*CHALLENGE*.
Go through the records underneath and write each one out again exactly.

++++ WORKING DATA

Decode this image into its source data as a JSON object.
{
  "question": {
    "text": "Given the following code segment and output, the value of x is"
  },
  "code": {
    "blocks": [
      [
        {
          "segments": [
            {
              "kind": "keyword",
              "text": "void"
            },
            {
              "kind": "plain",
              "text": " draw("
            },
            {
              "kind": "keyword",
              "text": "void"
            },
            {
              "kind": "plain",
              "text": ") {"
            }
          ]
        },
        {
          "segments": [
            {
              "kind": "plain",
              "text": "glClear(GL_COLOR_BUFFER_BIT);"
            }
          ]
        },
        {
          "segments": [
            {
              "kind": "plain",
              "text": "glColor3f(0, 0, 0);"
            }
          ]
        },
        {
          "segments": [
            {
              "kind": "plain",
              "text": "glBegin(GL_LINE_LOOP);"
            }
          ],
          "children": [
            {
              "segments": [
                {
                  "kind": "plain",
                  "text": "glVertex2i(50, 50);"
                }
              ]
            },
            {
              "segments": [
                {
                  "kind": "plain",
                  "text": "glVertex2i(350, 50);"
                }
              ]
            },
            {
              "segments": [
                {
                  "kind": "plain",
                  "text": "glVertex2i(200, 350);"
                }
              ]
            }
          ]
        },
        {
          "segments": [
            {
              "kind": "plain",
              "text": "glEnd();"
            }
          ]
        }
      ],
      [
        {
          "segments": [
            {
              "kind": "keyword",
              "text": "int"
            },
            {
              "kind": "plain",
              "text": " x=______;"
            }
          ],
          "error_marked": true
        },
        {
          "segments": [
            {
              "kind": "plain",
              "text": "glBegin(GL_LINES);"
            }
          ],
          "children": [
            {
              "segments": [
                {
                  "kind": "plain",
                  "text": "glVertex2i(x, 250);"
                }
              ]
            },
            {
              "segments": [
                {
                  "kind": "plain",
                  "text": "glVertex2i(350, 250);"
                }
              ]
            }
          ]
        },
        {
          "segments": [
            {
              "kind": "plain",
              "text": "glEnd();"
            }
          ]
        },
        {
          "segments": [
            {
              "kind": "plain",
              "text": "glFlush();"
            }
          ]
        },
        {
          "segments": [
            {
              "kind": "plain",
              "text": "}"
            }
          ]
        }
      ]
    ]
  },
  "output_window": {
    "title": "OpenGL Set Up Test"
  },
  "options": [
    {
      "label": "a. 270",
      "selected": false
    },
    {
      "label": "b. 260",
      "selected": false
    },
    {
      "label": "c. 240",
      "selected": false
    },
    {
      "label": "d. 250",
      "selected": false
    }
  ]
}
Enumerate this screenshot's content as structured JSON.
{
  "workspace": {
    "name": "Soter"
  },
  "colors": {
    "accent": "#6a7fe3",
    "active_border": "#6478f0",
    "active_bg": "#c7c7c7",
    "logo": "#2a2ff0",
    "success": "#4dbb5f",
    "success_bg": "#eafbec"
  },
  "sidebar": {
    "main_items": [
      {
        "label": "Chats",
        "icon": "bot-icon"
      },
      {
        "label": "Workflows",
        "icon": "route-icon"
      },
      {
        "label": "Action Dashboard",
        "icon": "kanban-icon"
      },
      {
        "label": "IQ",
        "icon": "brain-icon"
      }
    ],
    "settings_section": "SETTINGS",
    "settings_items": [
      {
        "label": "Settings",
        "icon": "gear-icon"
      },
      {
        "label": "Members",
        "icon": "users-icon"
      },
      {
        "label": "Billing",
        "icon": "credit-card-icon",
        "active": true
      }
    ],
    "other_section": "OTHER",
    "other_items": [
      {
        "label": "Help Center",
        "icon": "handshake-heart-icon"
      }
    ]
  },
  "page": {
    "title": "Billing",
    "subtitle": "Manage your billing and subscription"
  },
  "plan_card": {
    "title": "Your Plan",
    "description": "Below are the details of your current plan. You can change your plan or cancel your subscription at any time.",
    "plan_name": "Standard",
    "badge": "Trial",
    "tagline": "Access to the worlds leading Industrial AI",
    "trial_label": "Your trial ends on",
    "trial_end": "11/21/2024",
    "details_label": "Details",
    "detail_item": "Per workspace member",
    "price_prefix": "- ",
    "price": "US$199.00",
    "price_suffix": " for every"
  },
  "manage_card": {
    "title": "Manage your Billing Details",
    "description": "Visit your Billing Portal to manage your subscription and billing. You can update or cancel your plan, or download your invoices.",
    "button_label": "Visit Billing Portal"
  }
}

++++++++

*RESULT OF THE TASK*.
Decode this image into its source data as a JSON object.
{
  "question": {
    "text": "Given the following code segment and output, the value of x is"
  },
  "code": {
    "blocks": [
      [
        {
          "segments": [
            {
              "kind": "keyword",
              "text": "void"
            },
            {
              "kind": "plain",
              "text": " draw("
            },
            {
              "kind": "keyword",
              "text": "void"
            },
            {
              "kind": "plain",
              "text": ") {"
            }
          ]
        },
        {
          "segments": [
            {
              "kind": "plain",
              "text": "glClear(GL_COLOR_BUFFER_BIT);"
            }
          ]
        },
        {
          "segments": [
            {
              "kind": "plain",
              "text": "glColor3f(0, 0, 0);"
            }
          ]
        },
        {
          "segments": [
            {
              "kind": "plain",
              "text": "glBegin(GL_LINE_LOOP);"
            }
          ],
          "children": [
            {
              "segments": [
                {
                  "kind": "plain",
                  "text": "glVertex2i(50, 50);"
                }
              ]
            },
            {
              "segments": [
                {
                  "kind": "plain",
                  "text": "glVertex2i(350, 50);"
                }
              ]
            },
            {
              "segments": [
                {
                  "kind": "plain",
                  "text": "glVertex2i(200, 350);"
                }
              ]
            }
          ]
        },
        {
          "segments": [
            {
              "kind": "plain",
              "text": "glEnd();"
            }
          ]
        }
      ],
      [
        {
          "segments": [
            {
              "kind": "keyword",
              "text": "int"
            },
            {
              "kind": "plain",
              "text": " x=______;"
            }
          ],
          "error_marked": true
        },
        {
          "segments": [
            {
              "kind": "plain",
              "text": "glBegin(GL_LINES);"
            }
          ],
          "children": [
            {
              "segments": [
                {
                  "kind": "plain",
                  "text": "glVertex2i(x, 250);"
                }
              ]
            },
            {
              "segments": [
                {
                  "kind": "plain",
                  "text": "glVertex2i(350, 250);"
                }
              ]
            }
          ]
        },
        {
          "segments": [
            {
              "kind": "plain",
              "text": "glEnd();"
            }
          ]
        },
        {
          "segments": [
            {
              "kind": "plain",
              "text": "glFlush();"
            }
          ]
        },
        {
          "segments": [
            {
              "kind": "plain",
              "text": "}"
            }
          ]
        }
      ]
    ]
  },
  "output_window": {
    "title": "OpenGL Set Up Test"
  },
  "options": [
    {
      "label": "a. 270",
      "selected": false
    },
    {
      "label": "b. 260",
      "selected": false
    },
    {
      "label": "c. 240",
      "selected": false
    },
    {
      "label": "d. 250",
      "selected": false
    }
  ]
}
Enumerate this screenshot's content as structured JSON.
{
  "workspace": {
    "name": "Soter"
  },
  "colors": {
    "accent": "#6a7fe3",
    "active_border": "#6478f0",
    "active_bg": "#c7c7c7",
    "logo": "#2a2ff0",
    "success": "#4dbb5f",
    "success_bg": "#eafbec"
  },
  "sidebar": {
    "main_items": [
      {
        "label": "Chats",
        "icon": "bot-icon"
      },
      {
        "label": "Workflows",
        "icon": "route-icon"
      },
      {
        "label": "Action Dashboard",
        "icon": "kanban-icon"
      },
      {
        "label": "IQ",
        "icon": "brain-icon"
      }
    ],
    "settings_section": "SETTINGS",
    "settings_items": [
      {
        "label": "Settings",
        "icon": "gear-icon"
      },
      {
        "label": "Members",
        "icon": "users-icon"
      },
      {
        "label": "Billing",
        "icon": "credit-card-icon",
        "active": true
      }
    ],
    "other_section": "OTHER",
    "other_items": [
      {
        "label": "Help Center",
        "icon": "handshake-heart-icon"
      }
    ]
  },
  "page": {
    "title": "Billing",
    "subtitle": "Manage your billing and subscription"
  },
  "plan_card": {
    "title": "Your Plan",
    "description": "Below are the details of your current plan. You can change your plan or cancel your subscription at any time.",
    "plan_name": "Standard",
    "badge": "Trial",
    "tagline": "Access to the worlds leading Industrial AI",
    "trial_label": "Your trial ends on",
    "trial_end": "11/21/2024",
    "details_label": "Details",
    "detail_item": "Per workspace member",
    "price_prefix": "- ",
    "price": "US$199.00",
    "price_suffix": " for every"
  },
  "manage_card": {
    "title": "Manage your Billing Details",
    "description": "Visit your Billing Portal to manage your subscription and billing. You can update or cancel your plan, or download your invoices.",
    "button_label": "Visit Billing Portal"
  }
}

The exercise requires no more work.